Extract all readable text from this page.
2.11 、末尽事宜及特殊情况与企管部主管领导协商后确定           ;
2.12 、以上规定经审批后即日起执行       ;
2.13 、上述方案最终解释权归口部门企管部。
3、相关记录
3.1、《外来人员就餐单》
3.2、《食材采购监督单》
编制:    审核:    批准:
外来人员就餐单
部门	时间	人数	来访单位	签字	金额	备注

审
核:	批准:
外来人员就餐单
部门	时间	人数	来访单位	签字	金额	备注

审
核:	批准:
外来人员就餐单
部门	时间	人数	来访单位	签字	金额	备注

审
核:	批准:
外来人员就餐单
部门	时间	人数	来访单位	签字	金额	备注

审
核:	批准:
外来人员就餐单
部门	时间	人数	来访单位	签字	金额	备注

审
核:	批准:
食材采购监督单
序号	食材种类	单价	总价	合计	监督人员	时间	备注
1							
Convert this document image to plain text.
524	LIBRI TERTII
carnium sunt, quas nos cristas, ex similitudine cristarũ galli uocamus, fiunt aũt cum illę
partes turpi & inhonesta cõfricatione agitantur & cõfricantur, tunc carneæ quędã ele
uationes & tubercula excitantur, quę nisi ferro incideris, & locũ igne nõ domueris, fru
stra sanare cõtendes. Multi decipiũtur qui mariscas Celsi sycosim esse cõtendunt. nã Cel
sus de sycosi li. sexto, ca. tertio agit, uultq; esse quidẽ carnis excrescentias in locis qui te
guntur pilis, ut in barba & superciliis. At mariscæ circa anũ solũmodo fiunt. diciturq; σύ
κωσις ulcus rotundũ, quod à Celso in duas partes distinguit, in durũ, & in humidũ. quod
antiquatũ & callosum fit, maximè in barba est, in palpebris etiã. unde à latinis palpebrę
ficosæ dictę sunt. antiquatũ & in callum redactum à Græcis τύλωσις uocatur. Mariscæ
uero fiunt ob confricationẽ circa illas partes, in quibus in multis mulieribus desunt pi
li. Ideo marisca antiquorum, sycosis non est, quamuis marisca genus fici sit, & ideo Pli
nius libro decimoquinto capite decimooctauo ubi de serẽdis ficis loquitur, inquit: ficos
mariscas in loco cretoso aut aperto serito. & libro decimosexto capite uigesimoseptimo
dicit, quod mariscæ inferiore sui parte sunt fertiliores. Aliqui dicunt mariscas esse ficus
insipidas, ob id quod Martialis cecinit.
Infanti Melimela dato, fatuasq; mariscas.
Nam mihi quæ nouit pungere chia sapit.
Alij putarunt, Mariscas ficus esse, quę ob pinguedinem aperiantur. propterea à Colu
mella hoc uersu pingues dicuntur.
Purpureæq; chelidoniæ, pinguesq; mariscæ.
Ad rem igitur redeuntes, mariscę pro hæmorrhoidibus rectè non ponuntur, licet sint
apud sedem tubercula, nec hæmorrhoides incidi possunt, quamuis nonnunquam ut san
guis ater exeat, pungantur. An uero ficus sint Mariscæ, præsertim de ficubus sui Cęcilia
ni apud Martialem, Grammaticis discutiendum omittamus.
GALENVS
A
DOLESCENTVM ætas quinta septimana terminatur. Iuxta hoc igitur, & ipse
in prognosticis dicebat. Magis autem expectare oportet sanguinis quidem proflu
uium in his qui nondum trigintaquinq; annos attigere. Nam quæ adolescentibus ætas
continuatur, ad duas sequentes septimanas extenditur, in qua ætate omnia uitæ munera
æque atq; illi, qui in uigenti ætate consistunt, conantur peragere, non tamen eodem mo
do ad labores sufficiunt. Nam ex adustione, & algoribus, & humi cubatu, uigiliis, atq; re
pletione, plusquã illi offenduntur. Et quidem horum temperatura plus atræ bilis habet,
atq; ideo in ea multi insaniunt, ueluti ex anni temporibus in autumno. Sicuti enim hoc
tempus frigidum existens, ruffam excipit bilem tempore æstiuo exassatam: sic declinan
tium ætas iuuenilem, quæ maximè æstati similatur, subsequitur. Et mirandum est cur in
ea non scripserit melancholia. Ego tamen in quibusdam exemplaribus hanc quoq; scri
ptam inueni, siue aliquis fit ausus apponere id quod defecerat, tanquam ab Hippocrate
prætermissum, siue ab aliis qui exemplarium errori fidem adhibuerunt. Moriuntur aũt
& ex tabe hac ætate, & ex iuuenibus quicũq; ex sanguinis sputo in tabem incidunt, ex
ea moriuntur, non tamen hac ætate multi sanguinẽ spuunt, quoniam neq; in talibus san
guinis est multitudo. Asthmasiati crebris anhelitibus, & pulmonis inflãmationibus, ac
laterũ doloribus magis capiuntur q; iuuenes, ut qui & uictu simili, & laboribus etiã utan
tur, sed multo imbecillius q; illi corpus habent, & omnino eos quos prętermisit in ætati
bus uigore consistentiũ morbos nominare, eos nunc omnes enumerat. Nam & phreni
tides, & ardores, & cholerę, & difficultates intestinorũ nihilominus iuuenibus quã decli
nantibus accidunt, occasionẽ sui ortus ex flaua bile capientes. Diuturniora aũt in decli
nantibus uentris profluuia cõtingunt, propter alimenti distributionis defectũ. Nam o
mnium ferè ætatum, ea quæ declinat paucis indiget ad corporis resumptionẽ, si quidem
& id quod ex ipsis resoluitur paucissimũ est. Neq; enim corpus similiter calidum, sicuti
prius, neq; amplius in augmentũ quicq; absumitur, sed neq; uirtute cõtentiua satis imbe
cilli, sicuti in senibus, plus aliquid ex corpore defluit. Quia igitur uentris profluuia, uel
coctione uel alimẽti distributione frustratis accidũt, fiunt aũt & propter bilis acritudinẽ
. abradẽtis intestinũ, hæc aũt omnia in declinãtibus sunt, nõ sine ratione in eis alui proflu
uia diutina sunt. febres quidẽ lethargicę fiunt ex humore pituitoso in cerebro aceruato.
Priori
+ + + + + + +
• [What you will do]
From the entries above, list each line with "iuuenibus" in it.

• [Answer to this task]
& ex tabe hac ætate, & ex iuuenibus quicũq; ex sanguinis sputo in tabem incidunt, ex
tides, & ardores, & cholerę, & difficultates intestinorũ nihilominus iuuenibus quã decli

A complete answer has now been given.